━━ Dataset content ━━

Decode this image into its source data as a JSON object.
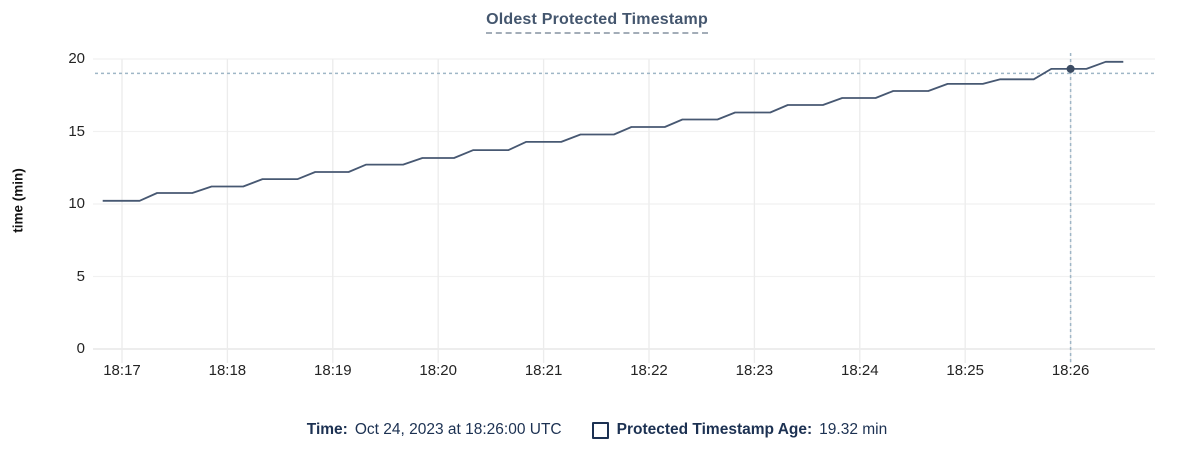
{
  "title": "Oldest Protected Timestamp",
  "y_axis_label": "time (min)",
  "legend": {
    "time_label": "Time:",
    "time_value": "Oct 24, 2023 at 18:26:00 UTC",
    "series_label": "Protected Timestamp Age:",
    "series_value": "19.32 min"
  },
  "colors": {
    "title_text": "#44566e",
    "line": "#475872",
    "dot": "#3c4c63",
    "crosshair": "#9fb6c6",
    "grid_horizontal": "#f1f1f1",
    "grid_vertical": "#ececec",
    "axis_line": "#e2e2e2",
    "tick_text": "#242424",
    "legend_text": "#1c3152"
  },
  "chart_data": {
    "type": "line",
    "title": "Oldest Protected Timestamp",
    "xlabel": "",
    "ylabel": "time (min)",
    "ylim": [
      0,
      20
    ],
    "yticks": [
      0,
      5,
      10,
      15,
      20
    ],
    "xticks": [
      "18:17",
      "18:18",
      "18:19",
      "18:20",
      "18:21",
      "18:22",
      "18:23",
      "18:24",
      "18:25",
      "18:26"
    ],
    "grid": true,
    "legend_position": "bottom",
    "series": [
      {
        "name": "Protected Timestamp Age",
        "unit": "min",
        "points": [
          [
            "18:16:49",
            10.22
          ],
          [
            "18:17:10",
            10.22
          ],
          [
            "18:17:20",
            10.76
          ],
          [
            "18:17:40",
            10.76
          ],
          [
            "18:17:51",
            11.21
          ],
          [
            "18:18:09",
            11.21
          ],
          [
            "18:18:20",
            11.72
          ],
          [
            "18:18:40",
            11.72
          ],
          [
            "18:18:50",
            12.21
          ],
          [
            "18:19:09",
            12.21
          ],
          [
            "18:19:19",
            12.72
          ],
          [
            "18:19:40",
            12.72
          ],
          [
            "18:19:51",
            13.17
          ],
          [
            "18:20:09",
            13.17
          ],
          [
            "18:20:20",
            13.72
          ],
          [
            "18:20:40",
            13.72
          ],
          [
            "18:20:50",
            14.28
          ],
          [
            "18:21:10",
            14.28
          ],
          [
            "18:21:21",
            14.79
          ],
          [
            "18:21:40",
            14.79
          ],
          [
            "18:21:50",
            15.31
          ],
          [
            "18:22:09",
            15.31
          ],
          [
            "18:22:19",
            15.83
          ],
          [
            "18:22:39",
            15.83
          ],
          [
            "18:22:49",
            16.31
          ],
          [
            "18:23:09",
            16.31
          ],
          [
            "18:23:19",
            16.83
          ],
          [
            "18:23:39",
            16.83
          ],
          [
            "18:23:50",
            17.31
          ],
          [
            "18:24:09",
            17.31
          ],
          [
            "18:24:19",
            17.79
          ],
          [
            "18:24:39",
            17.79
          ],
          [
            "18:24:50",
            18.28
          ],
          [
            "18:25:10",
            18.28
          ],
          [
            "18:25:20",
            18.6
          ],
          [
            "18:25:39",
            18.6
          ],
          [
            "18:25:49",
            19.32
          ],
          [
            "18:26:09",
            19.32
          ],
          [
            "18:26:20",
            19.81
          ],
          [
            "18:26:30",
            19.81
          ]
        ]
      }
    ],
    "hover": {
      "time": "18:26:00",
      "date": "Oct 24, 2023",
      "value": 19.32,
      "value_label": "19.32 min",
      "crosshair": true
    }
  }
}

━━━

* [Goal] Repeat the lines above exactly, and keep every picture out.

* [Response]
Decode this image into its source data as a JSON object.
{
  "title": "Oldest Protected Timestamp",
  "y_axis_label": "time (min)",
  "legend": {
    "time_label": "Time:",
    "time_value": "Oct 24, 2023 at 18:26:00 UTC",
    "series_label": "Protected Timestamp Age:",
    "series_value": "19.32 min"
  },
  "colors": {
    "title_text": "#44566e",
    "line": "#475872",
    "dot": "#3c4c63",
    "crosshair": "#9fb6c6",
    "grid_horizontal": "#f1f1f1",
    "grid_vertical": "#ececec",
    "axis_line": "#e2e2e2",
    "tick_text": "#242424",
    "legend_text": "#1c3152"
  },
  "chart_data": {
    "type": "line",
    "title": "Oldest Protected Timestamp",
    "xlabel": "",
    "ylabel": "time (min)",
    "ylim": [
      0,
      20
    ],
    "yticks": [
      0,
      5,
      10,
      15,
      20
    ],
    "xticks": [
      "18:17",
      "18:18",
      "18:19",
      "18:20",
      "18:21",
      "18:22",
      "18:23",
      "18:24",
      "18:25",
      "18:26"
    ],
    "grid": true,
    "legend_position": "bottom",
    "series": [
      {
        "name": "Protected Timestamp Age",
        "unit": "min",
        "points": [
          [
            "18:16:49",
            10.22
          ],
          [
            "18:17:10",
            10.22
          ],
          [
            "18:17:20",
            10.76
          ],
          [
            "18:17:40",
            10.76
          ],
          [
            "18:17:51",
            11.21
          ],
          [
            "18:18:09",
            11.21
          ],
          [
            "18:18:20",
            11.72
          ],
          [
            "18:18:40",
            11.72
          ],
          [
            "18:18:50",
            12.21
          ],
          [
            "18:19:09",
            12.21
          ],
          [
            "18:19:19",
            12.72
          ],
          [
            "18:19:40",
            12.72
          ],
          [
            "18:19:51",
            13.17
          ],
          [
            "18:20:09",
            13.17
          ],
          [
            "18:20:20",
            13.72
          ],
          [
            "18:20:40",
            13.72
          ],
          [
            "18:20:50",
            14.28
          ],
          [
            "18:21:10",
            14.28
          ],
          [
            "18:21:21",
            14.79
          ],
          [
            "18:21:40",
            14.79
          ],
          [
            "18:21:50",
            15.31
          ],
          [
            "18:22:09",
            15.31
          ],
          [
            "18:22:19",
            15.83
          ],
          [
            "18:22:39",
            15.83
          ],
          [
            "18:22:49",
            16.31
          ],
          [
            "18:23:09",
            16.31
          ],
          [
            "18:23:19",
            16.83
          ],
          [
            "18:23:39",
            16.83
          ],
          [
            "18:23:50",
            17.31
          ],
          [
            "18:24:09",
            17.31
          ],
          [
            "18:24:19",
            17.79
          ],
          [
            "18:24:39",
            17.79
          ],
          [
            "18:24:50",
            18.28
          ],
          [
            "18:25:10",
            18.28
          ],
          [
            "18:25:20",
            18.6
          ],
          [
            "18:25:39",
            18.6
          ],
          [
            "18:25:49",
            19.32
          ],
          [
            "18:26:09",
            19.32
          ],
          [
            "18:26:20",
            19.81
          ],
          [
            "18:26:30",
            19.81
          ]
        ]
      }
    ],
    "hover": {
      "time": "18:26:00",
      "date": "Oct 24, 2023",
      "value": 19.32,
      "value_label": "19.32 min",
      "crosshair": true
    }
  }
}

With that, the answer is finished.